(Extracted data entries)

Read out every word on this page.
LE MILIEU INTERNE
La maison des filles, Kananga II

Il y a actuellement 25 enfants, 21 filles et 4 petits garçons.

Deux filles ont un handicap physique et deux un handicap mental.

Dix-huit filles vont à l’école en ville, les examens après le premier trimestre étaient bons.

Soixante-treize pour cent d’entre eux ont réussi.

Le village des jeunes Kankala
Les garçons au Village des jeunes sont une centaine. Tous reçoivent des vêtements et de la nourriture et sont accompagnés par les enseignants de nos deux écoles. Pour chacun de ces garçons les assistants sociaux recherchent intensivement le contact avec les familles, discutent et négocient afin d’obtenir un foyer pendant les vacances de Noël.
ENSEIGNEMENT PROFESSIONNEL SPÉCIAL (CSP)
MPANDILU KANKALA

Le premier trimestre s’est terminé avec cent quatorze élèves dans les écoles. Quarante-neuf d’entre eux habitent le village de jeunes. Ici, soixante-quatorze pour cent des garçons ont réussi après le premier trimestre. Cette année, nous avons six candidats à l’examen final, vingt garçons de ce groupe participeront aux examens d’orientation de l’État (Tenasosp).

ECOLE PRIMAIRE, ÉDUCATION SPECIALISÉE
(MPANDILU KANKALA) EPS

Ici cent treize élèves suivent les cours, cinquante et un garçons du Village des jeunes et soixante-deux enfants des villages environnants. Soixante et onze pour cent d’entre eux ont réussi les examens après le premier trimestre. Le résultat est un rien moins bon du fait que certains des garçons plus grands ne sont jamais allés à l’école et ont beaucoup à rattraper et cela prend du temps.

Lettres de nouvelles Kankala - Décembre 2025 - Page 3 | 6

◆ What is required
From the entries above, return each line with the word "filles" in it.

◆ Response below
La maison des filles, Kananga II
Il y a actuellement 25 enfants, 21 filles et 4 petits garçons.
Deux filles ont un handicap physique et deux un handicap mental.
Dix-huit filles vont à l’école en ville, les examens après le premier trimestre étaient bons.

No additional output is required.